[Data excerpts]
● ● ● ● ●
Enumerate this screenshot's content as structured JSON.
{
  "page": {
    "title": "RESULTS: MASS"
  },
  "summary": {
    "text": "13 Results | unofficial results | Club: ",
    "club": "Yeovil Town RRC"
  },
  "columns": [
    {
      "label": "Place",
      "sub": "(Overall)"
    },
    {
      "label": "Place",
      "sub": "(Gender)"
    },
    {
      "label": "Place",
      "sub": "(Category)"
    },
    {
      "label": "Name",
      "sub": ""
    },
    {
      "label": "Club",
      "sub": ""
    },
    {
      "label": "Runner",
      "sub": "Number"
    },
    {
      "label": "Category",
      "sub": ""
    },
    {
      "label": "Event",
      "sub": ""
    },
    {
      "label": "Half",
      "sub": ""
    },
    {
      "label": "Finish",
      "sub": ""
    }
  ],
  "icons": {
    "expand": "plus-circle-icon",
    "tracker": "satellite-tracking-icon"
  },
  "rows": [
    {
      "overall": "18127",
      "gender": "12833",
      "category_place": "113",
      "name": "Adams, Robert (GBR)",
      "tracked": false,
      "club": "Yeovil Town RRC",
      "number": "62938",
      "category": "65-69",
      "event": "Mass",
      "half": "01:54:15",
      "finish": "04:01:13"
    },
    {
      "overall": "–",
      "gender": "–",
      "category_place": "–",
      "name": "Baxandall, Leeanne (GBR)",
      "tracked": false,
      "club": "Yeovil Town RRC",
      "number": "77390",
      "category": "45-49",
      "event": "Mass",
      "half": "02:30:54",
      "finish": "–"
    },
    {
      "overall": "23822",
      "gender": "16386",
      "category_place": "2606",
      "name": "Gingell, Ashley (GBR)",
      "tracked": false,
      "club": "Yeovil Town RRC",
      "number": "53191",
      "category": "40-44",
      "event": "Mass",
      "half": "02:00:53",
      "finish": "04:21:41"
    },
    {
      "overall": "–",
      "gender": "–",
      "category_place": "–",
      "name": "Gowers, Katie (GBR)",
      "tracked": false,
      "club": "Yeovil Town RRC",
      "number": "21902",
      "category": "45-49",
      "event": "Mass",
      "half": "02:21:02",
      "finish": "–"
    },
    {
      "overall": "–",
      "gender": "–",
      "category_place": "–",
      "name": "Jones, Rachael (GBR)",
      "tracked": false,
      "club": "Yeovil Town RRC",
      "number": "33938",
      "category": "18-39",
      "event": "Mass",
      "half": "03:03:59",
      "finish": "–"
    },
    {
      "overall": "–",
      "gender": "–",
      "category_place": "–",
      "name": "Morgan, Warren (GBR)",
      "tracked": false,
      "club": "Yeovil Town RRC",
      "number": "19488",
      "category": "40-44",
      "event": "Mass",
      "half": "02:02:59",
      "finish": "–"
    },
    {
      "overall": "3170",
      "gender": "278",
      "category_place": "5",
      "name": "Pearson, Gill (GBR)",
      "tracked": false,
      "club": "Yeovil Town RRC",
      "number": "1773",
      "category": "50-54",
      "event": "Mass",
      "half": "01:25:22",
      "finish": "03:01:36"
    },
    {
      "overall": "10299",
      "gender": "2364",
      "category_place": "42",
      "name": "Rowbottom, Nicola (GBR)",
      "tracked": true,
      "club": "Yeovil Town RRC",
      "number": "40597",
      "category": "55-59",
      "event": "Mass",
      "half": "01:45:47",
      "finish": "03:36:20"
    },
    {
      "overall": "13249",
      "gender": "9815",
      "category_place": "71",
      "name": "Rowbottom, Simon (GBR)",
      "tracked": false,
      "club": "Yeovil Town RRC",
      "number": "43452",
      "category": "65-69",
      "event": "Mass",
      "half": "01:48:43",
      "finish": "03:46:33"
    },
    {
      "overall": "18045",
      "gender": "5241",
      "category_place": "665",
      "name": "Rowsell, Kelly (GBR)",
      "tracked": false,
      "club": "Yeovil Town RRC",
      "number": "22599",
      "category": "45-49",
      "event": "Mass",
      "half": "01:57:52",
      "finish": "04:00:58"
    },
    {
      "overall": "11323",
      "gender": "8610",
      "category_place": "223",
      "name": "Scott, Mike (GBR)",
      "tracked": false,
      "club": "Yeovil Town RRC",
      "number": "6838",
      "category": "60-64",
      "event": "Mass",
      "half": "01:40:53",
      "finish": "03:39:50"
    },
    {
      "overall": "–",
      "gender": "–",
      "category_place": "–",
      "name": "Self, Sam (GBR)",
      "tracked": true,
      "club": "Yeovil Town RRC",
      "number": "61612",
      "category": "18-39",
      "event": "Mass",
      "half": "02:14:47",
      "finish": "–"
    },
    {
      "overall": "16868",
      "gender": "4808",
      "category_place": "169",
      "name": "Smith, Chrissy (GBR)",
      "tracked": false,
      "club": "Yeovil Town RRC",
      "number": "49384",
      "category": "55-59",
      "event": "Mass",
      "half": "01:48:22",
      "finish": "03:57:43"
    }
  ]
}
● ● ● ● ●
- Requirements
Using the data above, copy each line that contains "Rowbottom".

- Worked answer
      "name": "Rowbottom, Nicola (GBR)",
      "name": "Rowbottom, Simon (GBR)",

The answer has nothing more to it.